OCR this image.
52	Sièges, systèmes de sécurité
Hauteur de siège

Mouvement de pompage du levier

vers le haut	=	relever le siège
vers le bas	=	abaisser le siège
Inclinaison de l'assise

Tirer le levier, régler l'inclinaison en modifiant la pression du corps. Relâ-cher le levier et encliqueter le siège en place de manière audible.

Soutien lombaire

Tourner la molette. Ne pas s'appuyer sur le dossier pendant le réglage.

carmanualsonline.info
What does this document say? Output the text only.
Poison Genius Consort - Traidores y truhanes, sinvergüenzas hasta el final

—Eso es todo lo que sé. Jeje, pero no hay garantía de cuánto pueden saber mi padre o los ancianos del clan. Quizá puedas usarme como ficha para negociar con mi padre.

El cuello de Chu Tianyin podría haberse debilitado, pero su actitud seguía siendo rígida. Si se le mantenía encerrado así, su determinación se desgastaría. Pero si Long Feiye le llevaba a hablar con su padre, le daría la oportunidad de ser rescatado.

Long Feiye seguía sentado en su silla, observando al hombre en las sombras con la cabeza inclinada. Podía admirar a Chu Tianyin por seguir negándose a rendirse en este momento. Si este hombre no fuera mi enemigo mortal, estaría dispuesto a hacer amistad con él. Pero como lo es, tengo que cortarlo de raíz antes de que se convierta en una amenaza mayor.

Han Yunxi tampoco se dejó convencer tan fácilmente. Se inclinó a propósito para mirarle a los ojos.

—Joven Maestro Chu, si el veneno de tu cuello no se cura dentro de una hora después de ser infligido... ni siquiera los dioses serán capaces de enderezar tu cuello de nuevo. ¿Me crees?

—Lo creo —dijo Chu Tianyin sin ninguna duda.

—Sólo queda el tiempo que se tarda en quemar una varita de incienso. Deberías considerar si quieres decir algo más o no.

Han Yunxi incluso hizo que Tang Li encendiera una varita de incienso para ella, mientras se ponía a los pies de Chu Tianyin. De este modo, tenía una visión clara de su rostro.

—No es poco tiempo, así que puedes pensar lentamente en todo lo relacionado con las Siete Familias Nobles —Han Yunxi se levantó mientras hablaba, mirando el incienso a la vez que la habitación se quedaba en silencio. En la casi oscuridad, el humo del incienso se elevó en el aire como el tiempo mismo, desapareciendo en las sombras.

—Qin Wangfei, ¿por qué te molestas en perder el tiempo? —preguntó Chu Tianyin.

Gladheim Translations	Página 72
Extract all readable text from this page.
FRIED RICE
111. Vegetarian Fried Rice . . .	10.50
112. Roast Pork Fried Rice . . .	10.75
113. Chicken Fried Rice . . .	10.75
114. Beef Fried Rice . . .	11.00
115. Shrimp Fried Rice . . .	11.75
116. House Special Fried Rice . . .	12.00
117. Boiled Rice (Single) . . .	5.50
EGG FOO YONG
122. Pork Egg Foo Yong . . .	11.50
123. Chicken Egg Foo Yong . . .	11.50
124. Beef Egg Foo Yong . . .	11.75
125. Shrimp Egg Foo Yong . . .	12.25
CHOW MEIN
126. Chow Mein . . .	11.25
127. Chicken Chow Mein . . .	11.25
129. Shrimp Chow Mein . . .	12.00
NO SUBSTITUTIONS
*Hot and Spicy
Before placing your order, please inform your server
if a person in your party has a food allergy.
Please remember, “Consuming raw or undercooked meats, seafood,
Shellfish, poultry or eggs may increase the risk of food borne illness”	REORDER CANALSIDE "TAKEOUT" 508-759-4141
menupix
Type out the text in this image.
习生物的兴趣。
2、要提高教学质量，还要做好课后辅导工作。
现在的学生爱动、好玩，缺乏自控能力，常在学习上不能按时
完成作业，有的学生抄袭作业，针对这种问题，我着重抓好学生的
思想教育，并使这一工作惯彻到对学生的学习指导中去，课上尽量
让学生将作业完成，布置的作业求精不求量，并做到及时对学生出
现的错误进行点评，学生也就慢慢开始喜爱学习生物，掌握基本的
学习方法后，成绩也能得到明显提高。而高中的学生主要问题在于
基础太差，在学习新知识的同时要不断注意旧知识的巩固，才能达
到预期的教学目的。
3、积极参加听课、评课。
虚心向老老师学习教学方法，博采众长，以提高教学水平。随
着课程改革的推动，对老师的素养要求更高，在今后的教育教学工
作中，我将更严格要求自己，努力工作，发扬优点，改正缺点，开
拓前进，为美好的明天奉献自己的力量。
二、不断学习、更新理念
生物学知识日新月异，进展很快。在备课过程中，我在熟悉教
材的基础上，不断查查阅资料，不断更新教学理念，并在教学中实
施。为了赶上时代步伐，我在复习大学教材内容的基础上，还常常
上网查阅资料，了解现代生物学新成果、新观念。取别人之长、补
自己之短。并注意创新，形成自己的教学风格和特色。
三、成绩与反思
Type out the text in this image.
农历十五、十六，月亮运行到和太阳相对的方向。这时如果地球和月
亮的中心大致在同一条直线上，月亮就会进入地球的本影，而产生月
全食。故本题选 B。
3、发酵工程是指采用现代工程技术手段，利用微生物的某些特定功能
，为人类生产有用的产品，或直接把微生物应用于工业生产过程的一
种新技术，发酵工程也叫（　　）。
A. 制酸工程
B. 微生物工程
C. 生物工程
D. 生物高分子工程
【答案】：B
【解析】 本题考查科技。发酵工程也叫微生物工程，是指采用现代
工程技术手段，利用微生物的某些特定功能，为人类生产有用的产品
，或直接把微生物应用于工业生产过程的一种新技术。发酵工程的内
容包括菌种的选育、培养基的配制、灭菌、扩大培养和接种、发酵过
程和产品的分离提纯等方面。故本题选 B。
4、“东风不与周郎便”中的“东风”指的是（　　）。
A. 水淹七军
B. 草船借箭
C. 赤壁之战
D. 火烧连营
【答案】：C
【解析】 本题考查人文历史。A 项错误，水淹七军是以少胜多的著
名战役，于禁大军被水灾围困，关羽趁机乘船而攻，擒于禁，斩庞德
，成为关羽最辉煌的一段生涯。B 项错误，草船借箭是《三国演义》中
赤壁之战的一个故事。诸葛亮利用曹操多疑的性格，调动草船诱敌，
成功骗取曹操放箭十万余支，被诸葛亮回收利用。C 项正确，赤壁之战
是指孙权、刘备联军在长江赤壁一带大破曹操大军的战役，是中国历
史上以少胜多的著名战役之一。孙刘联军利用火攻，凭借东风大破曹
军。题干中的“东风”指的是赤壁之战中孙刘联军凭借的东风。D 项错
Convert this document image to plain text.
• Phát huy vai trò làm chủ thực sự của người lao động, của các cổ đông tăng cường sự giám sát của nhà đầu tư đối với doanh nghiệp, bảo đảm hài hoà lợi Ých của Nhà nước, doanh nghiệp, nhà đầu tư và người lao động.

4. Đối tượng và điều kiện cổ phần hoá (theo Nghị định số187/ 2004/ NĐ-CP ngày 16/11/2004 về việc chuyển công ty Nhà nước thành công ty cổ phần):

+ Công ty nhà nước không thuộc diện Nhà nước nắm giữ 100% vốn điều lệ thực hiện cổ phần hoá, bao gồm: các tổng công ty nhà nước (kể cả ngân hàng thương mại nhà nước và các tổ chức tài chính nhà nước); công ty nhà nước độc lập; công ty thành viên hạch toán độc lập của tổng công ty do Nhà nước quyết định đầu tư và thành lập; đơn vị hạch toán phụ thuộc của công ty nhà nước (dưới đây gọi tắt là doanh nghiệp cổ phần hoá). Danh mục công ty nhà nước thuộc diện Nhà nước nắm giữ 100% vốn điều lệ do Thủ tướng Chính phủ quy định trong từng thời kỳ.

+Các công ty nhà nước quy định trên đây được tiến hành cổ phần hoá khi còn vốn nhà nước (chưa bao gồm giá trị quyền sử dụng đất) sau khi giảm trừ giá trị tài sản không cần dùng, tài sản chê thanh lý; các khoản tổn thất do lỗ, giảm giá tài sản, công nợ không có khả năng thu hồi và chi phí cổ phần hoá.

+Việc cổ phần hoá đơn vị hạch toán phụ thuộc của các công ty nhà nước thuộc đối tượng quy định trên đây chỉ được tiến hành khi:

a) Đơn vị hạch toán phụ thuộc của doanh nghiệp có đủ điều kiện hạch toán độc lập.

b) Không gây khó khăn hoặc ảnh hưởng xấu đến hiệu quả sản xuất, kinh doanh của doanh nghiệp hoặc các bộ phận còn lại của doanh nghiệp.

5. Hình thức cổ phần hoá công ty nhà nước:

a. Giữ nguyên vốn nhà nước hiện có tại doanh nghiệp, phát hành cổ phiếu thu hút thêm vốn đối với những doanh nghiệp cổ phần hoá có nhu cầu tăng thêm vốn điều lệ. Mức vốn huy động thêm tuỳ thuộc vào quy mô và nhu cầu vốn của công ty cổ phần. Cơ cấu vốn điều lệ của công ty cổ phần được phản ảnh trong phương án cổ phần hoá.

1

Brief
Search the entries for the word "this", then gather every line that has it.

Reply to the task
OCR this image.
What does this document say? Output the text only.
Extract all readable text from this page.
Type out the text in this image.
Type out the text in this image.
Convert this document image to plain text.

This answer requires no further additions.